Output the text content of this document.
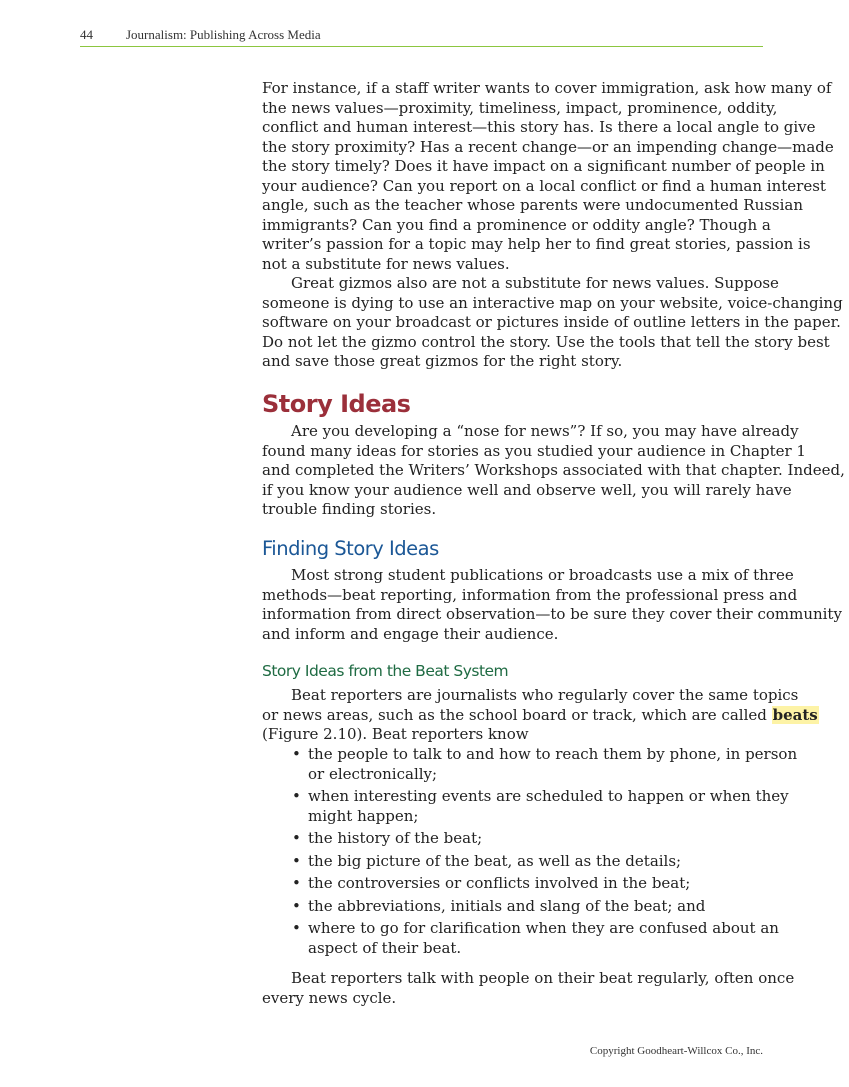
44	Journalism: Publishing Across Media
For instance, if a staff writer wants to cover immigration, ask how many of
the news values—proximity, timeliness, impact, prominence, oddity,
conflict and human interest—this story has. Is there a local angle to give
the story proximity? Has a recent change—or an impending change—made
the story timely? Does it have impact on a significant number of people in
your audience? Can you report on a local conflict or find a human interest
angle, such as the teacher whose parents were undocumented Russian
immigrants? Can you find a prominence or oddity angle? Though a
writer’s passion for a topic may help her to find great stories, passion is
not a substitute for news values.
Great gizmos also are not a substitute for news values. Suppose
someone is dying to use an interactive map on your website, voice-changing
software on your broadcast or pictures inside of outline letters in the paper.
Do not let the gizmo control the story. Use the tools that tell the story best
and save those great gizmos for the right story.
Story Ideas
Are you developing a “nose for news”? If so, you may have already
found many ideas for stories as you studied your audience in Chapter 1
and completed the Writers’ Workshops associated with that chapter. Indeed,
if you know your audience well and observe well, you will rarely have
trouble finding stories.
Finding Story Ideas
Most strong student publications or broadcasts use a mix of three
methods—beat reporting, information from the professional press and
information from direct observation—to be sure they cover their community
and inform and engage their audience.
Story Ideas from the Beat System
Beat reporters are journalists who regularly cover the same topics
or news areas, such as the school board or track, which are called beats
(Figure 2.10). Beat reporters know
• the people to talk to and how to reach them by phone, in person
or electronically;
• when interesting events are scheduled to happen or when they
might happen;
• the history of the beat;
• the big picture of the beat, as well as the details;
• the controversies or conflicts involved in the beat;
• the abbreviations, initials and slang of the beat; and
• where to go for clarification when they are confused about an
aspect of their beat.
Beat reporters talk with people on their beat regularly, often once
every news cycle.
Copyright Goodheart-Willcox Co., Inc.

-----

_YOUR TASK_. Without including the pictures, return each record above exactly as it stands.

_ANSWER TO THIS EXERCISE_.
Output the text content of this document.
44	Journalism: Publishing Across Media
For instance, if a staff writer wants to cover immigration, ask how many of
the news values—proximity, timeliness, impact, prominence, oddity,
conflict and human interest—this story has. Is there a local angle to give
the story proximity? Has a recent change—or an impending change—made
the story timely? Does it have impact on a significant number of people in
your audience? Can you report on a local conflict or find a human interest
angle, such as the teacher whose parents were undocumented Russian
immigrants? Can you find a prominence or oddity angle? Though a
writer’s passion for a topic may help her to find great stories, passion is
not a substitute for news values.
Great gizmos also are not a substitute for news values. Suppose
someone is dying to use an interactive map on your website, voice-changing
software on your broadcast or pictures inside of outline letters in the paper.
Do not let the gizmo control the story. Use the tools that tell the story best
and save those great gizmos for the right story.
Story Ideas
Are you developing a “nose for news”? If so, you may have already
found many ideas for stories as you studied your audience in Chapter 1
and completed the Writers’ Workshops associated with that chapter. Indeed,
if you know your audience well and observe well, you will rarely have
trouble finding stories.
Finding Story Ideas
Most strong student publications or broadcasts use a mix of three
methods—beat reporting, information from the professional press and
information from direct observation—to be sure they cover their community
and inform and engage their audience.
Story Ideas from the Beat System
Beat reporters are journalists who regularly cover the same topics
or news areas, such as the school board or track, which are called beats
(Figure 2.10). Beat reporters know
• the people to talk to and how to reach them by phone, in person
or electronically;
• when interesting events are scheduled to happen or when they
might happen;
• the history of the beat;
• the big picture of the beat, as well as the details;
• the controversies or conflicts involved in the beat;
• the abbreviations, initials and slang of the beat; and
• where to go for clarification when they are confused about an
aspect of their beat.
Beat reporters talk with people on their beat regularly, often once
every news cycle.
Copyright Goodheart-Willcox Co., Inc.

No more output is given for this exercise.